§ Some records:
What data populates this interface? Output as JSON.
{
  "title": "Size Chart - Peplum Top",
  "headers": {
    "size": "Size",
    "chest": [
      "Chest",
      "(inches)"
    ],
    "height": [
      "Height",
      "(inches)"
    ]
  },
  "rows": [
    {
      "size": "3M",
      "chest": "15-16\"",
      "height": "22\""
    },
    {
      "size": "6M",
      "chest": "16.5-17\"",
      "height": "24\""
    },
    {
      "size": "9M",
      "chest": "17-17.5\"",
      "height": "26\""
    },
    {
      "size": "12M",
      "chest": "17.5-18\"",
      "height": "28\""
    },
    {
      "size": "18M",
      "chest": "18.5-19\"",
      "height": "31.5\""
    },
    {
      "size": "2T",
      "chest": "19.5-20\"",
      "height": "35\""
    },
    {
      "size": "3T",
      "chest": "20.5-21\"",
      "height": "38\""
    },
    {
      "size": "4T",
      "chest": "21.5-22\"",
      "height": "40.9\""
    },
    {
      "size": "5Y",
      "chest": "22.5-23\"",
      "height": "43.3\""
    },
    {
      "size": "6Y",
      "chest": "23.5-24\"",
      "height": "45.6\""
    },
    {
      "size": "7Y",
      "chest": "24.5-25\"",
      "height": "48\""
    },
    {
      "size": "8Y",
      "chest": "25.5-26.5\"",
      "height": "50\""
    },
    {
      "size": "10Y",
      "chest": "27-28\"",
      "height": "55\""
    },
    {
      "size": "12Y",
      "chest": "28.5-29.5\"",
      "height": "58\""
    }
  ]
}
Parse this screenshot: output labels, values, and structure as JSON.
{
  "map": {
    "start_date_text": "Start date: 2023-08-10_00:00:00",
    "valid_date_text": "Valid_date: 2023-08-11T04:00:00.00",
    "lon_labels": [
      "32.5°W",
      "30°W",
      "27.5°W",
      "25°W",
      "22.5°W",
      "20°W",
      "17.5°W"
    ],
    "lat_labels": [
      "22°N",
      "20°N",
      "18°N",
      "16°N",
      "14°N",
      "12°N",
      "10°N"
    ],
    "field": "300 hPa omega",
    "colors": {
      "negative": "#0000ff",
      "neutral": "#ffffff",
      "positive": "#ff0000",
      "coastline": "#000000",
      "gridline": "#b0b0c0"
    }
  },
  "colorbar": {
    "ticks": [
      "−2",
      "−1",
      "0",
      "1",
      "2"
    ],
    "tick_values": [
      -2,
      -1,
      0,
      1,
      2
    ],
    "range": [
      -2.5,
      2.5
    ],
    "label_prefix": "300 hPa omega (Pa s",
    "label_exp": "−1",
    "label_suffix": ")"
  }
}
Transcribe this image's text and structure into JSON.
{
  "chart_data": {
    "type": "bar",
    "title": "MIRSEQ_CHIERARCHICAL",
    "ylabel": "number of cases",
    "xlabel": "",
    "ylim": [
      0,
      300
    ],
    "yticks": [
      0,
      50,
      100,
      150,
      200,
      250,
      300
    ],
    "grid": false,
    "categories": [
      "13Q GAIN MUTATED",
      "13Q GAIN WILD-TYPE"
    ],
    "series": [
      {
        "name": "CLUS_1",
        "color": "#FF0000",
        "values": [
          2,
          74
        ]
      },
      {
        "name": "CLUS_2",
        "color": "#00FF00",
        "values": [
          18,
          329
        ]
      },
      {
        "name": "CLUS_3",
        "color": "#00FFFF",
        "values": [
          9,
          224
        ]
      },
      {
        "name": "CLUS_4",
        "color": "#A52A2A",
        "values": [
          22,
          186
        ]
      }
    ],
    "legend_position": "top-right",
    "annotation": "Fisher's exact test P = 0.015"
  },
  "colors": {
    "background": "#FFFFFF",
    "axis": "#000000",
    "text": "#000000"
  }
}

§ What you need to do: State how many lines in the records above contain the word "title", giving only the number.

§ Solution for this problem: 2